▸ **To do**
Reproduce every line in the listing that contains the word "Vitamin".

• • •

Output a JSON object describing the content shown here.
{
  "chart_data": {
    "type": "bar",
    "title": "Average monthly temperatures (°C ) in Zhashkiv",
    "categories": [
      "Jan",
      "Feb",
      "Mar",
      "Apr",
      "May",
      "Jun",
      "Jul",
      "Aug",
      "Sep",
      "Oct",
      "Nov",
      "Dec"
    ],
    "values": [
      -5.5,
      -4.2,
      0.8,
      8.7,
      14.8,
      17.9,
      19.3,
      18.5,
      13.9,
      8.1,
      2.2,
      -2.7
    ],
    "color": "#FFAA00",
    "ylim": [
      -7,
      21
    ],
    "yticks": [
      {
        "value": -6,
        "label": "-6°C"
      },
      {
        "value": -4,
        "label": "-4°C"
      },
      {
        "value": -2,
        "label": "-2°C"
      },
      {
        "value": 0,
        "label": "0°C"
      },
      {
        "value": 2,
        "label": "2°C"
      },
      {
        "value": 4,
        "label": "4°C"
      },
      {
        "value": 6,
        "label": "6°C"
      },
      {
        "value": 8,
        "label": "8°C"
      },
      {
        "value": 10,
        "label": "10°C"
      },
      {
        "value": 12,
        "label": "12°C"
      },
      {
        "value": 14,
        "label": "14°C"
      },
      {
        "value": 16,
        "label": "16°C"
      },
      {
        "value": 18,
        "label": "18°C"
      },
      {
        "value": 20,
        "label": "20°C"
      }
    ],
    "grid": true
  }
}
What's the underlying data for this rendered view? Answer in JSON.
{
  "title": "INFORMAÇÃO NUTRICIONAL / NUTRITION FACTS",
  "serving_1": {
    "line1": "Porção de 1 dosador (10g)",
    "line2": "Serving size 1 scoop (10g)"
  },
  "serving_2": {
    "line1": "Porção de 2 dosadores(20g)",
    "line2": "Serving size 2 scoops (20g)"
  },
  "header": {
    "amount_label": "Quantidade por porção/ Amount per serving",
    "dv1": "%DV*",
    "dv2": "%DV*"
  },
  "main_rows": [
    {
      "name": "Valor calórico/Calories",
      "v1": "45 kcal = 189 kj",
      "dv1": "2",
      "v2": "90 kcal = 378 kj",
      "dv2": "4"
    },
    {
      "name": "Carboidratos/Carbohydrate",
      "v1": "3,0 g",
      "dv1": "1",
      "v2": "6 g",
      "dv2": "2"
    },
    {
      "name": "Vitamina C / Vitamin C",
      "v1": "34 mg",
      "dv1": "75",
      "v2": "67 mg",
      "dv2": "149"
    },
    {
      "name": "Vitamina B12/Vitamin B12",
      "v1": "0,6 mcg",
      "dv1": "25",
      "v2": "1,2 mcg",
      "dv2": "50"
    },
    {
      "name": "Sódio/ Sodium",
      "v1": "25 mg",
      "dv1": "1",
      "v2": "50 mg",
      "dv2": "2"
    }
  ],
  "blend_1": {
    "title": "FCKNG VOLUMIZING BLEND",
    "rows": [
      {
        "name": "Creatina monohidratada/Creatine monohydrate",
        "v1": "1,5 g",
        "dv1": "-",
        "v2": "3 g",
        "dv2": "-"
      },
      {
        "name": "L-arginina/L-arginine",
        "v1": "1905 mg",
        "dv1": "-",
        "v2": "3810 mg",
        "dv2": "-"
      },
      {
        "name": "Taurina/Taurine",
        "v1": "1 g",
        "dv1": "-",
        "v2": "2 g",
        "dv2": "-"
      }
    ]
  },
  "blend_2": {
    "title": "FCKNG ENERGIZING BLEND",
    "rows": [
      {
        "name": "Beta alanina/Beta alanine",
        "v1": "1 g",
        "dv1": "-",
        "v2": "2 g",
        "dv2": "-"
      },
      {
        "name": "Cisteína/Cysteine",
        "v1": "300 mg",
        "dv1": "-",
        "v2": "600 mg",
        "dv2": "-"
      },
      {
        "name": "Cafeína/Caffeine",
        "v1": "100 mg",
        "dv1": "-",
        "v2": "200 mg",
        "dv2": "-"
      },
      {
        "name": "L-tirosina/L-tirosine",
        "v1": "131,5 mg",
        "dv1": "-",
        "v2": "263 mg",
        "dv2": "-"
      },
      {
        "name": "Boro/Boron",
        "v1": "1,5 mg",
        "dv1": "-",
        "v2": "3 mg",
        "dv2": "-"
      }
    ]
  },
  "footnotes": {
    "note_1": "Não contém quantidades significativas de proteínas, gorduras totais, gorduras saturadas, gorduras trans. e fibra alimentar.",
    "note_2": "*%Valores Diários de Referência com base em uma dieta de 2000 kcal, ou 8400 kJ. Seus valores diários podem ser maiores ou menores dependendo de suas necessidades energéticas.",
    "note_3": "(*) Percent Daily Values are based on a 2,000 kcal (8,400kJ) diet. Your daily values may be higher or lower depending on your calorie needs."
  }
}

• • •

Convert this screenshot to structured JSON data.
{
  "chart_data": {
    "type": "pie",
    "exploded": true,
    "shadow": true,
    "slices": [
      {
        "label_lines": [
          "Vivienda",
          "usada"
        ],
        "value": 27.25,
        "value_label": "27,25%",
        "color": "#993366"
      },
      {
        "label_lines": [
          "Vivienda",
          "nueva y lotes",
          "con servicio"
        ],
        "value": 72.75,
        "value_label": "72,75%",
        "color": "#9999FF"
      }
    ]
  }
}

• • •

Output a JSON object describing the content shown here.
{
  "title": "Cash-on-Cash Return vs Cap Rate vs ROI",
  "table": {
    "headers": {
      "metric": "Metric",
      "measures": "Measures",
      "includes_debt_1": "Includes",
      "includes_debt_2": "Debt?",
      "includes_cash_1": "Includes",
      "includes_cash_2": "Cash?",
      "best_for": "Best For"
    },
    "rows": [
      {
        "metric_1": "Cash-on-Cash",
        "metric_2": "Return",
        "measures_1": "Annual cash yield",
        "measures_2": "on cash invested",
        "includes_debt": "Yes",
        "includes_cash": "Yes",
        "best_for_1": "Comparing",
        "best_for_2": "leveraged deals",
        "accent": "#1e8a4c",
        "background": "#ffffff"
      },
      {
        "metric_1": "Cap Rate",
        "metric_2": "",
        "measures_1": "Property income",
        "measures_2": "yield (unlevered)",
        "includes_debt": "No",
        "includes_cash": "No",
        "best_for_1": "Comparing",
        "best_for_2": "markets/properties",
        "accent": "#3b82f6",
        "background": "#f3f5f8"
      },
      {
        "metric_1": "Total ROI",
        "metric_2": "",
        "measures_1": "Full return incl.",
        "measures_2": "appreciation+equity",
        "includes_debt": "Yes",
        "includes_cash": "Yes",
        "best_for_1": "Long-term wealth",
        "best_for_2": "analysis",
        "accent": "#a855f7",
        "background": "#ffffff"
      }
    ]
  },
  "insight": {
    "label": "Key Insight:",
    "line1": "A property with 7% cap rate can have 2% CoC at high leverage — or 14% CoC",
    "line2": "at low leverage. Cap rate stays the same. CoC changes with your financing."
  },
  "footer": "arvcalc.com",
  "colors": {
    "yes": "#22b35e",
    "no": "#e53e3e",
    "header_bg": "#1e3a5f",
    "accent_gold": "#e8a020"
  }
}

• • •

▸ **Full response**
      "name": "Vitamina C / Vitamin C",
      "name": "Vitamina B12/Vitamin B12",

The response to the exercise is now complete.